→ **Direction**
Count every line in the data below where "hours" occurs, then state that number and nothing more.

[START OF Dataset excerpts]

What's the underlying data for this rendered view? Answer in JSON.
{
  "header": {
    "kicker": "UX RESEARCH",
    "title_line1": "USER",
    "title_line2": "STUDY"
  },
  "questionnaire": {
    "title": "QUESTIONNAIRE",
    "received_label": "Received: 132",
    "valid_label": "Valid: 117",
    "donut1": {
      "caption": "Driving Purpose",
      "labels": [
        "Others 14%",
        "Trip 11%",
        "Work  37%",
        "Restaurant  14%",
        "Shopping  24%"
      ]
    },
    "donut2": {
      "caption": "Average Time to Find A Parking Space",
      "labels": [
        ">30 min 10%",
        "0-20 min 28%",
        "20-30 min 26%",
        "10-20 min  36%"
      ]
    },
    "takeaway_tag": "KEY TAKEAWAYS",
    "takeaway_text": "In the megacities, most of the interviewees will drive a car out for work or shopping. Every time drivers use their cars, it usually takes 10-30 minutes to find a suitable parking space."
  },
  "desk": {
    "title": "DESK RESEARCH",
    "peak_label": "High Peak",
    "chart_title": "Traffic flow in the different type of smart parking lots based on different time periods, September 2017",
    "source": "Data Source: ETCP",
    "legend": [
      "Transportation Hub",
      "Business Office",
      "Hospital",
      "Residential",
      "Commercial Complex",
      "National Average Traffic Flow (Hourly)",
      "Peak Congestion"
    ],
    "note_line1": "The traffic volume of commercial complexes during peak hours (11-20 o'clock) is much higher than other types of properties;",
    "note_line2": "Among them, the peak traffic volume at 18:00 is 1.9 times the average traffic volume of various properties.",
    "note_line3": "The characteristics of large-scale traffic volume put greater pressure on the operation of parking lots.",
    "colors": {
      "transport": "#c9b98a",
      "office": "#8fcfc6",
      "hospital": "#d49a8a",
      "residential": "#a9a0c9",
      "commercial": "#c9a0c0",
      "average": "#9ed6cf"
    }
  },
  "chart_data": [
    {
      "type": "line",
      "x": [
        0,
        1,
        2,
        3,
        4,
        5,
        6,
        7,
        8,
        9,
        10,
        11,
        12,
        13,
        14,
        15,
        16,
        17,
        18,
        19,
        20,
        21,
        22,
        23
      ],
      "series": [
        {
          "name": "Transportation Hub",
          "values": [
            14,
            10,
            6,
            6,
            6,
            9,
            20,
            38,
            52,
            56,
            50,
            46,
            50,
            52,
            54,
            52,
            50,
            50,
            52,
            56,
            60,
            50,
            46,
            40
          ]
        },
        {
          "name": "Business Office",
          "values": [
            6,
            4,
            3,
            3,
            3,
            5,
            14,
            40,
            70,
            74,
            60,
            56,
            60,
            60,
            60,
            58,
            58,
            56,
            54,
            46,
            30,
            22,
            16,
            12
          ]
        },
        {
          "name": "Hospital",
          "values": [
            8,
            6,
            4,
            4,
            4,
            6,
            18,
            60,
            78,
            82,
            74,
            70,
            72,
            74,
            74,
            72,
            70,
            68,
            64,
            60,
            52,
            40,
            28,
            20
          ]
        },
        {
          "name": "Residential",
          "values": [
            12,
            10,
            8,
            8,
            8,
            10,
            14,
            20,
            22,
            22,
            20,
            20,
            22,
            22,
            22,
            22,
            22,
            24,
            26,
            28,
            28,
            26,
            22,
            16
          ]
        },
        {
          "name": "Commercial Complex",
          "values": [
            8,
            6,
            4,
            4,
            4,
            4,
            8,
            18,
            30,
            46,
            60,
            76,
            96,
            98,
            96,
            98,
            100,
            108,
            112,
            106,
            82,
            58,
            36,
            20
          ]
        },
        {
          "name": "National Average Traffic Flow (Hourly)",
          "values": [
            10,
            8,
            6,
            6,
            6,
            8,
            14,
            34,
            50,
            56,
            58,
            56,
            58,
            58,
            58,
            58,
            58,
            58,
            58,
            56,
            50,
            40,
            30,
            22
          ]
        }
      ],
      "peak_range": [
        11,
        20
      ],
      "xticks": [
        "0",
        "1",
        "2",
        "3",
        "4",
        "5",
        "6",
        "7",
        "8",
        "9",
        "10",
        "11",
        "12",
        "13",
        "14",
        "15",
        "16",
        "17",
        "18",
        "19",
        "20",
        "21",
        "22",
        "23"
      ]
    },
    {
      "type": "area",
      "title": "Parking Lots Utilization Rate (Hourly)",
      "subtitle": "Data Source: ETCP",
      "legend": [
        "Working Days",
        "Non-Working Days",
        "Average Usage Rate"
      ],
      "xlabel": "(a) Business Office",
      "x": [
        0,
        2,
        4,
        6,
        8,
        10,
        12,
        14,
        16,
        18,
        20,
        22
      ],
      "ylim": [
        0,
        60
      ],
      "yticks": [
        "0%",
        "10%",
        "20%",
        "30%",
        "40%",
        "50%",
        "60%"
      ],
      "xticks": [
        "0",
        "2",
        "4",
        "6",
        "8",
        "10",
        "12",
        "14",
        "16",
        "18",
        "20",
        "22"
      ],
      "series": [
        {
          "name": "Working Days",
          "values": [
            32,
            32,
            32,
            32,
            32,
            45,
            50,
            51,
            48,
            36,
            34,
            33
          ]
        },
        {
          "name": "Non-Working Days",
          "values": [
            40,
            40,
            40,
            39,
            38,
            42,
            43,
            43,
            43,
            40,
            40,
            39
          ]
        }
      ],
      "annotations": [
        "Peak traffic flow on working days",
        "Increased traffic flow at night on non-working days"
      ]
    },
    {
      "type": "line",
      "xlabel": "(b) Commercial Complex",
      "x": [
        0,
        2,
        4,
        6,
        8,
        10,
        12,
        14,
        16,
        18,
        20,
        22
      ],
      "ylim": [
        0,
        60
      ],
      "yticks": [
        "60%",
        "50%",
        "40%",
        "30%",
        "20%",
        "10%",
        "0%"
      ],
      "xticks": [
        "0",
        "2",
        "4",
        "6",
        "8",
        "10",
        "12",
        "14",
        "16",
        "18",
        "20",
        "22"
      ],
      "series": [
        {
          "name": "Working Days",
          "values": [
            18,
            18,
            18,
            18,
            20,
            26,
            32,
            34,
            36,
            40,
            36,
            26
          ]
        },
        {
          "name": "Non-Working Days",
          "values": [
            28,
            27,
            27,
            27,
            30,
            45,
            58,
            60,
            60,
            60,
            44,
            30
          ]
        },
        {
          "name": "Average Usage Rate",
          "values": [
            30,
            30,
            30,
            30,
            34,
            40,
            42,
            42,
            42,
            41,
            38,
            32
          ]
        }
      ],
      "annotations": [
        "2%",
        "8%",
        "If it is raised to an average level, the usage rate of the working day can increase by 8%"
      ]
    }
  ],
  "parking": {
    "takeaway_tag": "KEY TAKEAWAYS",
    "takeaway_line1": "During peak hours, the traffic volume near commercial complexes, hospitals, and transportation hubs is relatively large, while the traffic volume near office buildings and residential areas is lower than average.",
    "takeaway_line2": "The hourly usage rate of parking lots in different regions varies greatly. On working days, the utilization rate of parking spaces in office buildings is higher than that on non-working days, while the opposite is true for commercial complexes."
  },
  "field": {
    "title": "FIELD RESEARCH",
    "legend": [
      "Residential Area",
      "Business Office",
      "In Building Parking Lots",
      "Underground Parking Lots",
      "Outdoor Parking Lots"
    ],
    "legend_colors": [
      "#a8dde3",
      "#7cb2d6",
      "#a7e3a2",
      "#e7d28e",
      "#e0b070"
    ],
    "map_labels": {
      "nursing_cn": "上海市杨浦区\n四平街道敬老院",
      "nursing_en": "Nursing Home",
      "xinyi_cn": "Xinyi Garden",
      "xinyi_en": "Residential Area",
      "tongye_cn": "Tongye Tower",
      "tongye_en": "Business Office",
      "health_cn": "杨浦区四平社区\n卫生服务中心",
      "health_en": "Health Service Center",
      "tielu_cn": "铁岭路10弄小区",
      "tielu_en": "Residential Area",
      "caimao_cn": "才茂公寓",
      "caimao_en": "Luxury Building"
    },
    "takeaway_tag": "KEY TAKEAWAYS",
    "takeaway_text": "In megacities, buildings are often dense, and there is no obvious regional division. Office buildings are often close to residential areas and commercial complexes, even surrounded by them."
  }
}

[END OF Dataset excerpts]

→ **Answer to the exercise**
2